- TASKS AND EXERCISES:
(A) Which organizations are named in the text about the Illinois school district's transgender student locker-room case?
(B) Could you go on with the text about the Illinois school district's transgender student locker-room case, starting after its final sentence?

- TEXT PROVIDED:

****

Wednesday, October 14, 2015

Thumbing Their Nose (Part 2)

A school district in Illinois is disregarding the U.S. Department of Education Office of Civil Rights order to change their school policy with regard to transgender students.
Chicago School Doubles Down On Discrimination Against Transgender Student
ThinkProgress
By Zack Ford
October 13, 2015

This week, the Department of Education’s Office of Civil Rights (OCR) informed District 211, Illinois’ largest school district, that it was in violation of federal law by refusing to allow a transgender student to use the locker rooms that match her gender identity. The school has responded by declaring that it will continue to discriminate against the student.

The student, whose name has been kept private, first filed a complaint with support from the ACLU of Illinois in early 2014. She was already living as a girl and was playing sports, but was forced to change in a separate room a long hallway away from the gym. Following precedent in two similar cases in California, OCR informed District 211 in a not-yet-public decision that depriving the student of equal access to facilities violates Title IX’s sex nondiscrimination protections, calling such treatment “inadequate and discriminatory.”

The school responded by doubling down. At a press conference, Superintendent Dan Cates insisted, “This is about matters of student privacy.” Promising not to abide by OCR’s pending decision, he explained, “What they are asking us to do is have opposite sex students in the same open area of the locker room and that we do not do. This is a matter we take very seriously and this policy would undo that.”
The Chicago Tribune writes that the two sides are far apart.

****

Collected data:
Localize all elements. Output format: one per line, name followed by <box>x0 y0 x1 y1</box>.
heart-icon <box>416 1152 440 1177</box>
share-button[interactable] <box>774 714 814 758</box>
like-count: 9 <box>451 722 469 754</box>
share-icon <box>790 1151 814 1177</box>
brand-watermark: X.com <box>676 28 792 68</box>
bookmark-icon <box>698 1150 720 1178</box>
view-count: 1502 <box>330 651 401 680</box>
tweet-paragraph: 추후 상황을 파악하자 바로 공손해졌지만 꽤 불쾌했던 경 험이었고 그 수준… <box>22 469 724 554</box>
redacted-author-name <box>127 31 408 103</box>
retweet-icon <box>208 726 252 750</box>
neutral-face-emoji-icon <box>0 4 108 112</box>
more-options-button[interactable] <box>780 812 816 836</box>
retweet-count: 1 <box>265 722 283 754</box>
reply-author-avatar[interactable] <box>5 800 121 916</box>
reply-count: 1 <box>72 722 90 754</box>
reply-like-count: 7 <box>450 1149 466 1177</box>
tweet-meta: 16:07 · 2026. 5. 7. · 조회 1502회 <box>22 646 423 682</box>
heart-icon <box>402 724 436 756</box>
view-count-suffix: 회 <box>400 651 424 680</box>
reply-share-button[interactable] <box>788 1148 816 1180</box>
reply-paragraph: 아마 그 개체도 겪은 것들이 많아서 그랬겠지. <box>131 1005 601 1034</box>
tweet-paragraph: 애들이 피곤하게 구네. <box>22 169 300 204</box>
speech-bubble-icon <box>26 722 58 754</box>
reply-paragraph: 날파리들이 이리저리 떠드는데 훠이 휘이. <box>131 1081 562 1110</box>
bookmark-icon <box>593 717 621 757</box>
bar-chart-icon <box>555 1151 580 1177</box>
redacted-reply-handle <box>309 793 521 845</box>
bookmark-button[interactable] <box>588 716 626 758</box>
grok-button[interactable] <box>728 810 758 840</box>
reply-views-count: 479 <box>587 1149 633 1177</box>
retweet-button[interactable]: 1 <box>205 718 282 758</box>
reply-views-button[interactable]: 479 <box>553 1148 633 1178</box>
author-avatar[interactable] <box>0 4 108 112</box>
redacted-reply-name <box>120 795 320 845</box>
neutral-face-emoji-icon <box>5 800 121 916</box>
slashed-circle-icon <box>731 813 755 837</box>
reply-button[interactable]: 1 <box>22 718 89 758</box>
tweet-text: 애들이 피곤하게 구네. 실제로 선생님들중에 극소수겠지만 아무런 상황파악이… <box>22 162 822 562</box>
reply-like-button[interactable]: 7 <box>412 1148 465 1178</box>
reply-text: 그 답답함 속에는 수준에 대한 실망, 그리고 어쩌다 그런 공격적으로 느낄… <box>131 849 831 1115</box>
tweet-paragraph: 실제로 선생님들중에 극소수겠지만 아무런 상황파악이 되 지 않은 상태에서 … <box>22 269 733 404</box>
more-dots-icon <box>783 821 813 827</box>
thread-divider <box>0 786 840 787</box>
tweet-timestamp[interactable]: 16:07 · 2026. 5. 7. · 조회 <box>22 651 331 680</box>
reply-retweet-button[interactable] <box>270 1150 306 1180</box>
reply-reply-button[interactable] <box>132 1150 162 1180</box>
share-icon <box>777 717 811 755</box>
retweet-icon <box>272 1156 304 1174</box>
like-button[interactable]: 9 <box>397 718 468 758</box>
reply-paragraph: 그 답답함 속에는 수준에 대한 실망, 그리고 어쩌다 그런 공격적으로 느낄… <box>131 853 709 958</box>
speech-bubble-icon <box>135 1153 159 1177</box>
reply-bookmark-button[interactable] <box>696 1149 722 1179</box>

****

- ANSWER SECTION:
(A)
U.S. Department of Education Office of Civil Rights (OCR)
District 211
ACLU of Illinois
ThinkProgress
Chicago Tribune

(B)
School officials and board of education members worked for months in hopes of finding an acceptable compromise, Cates said. The proposed solution, which Cates said was "quickly squelched," required the transgender student to change and shower in private.
[…]
The student who filed the complaint has been living as a girl for a number of years, Knight said. She plays sports and would like to be in the same locker room as her friends and classmates. Relegating her to a separate room down a long hallway from the gym only serves to stigmatize her, he said.
It is as the student said; requiring her to use a separate room marginalizes her from the rest of the student body. The students pick up on the fact that she is different and that is when bullying and harassment begins.

What does the school district have to lose by bucking the OCR, plenty.
If the district cannot reach a compromise with federal officials, it risks losing some of the $6 million it receives in federal funding. Cates also acknowledged that litigation is a likely outcome.
Last year, OCR fined a California school district for Title IX discrimination against a trans student.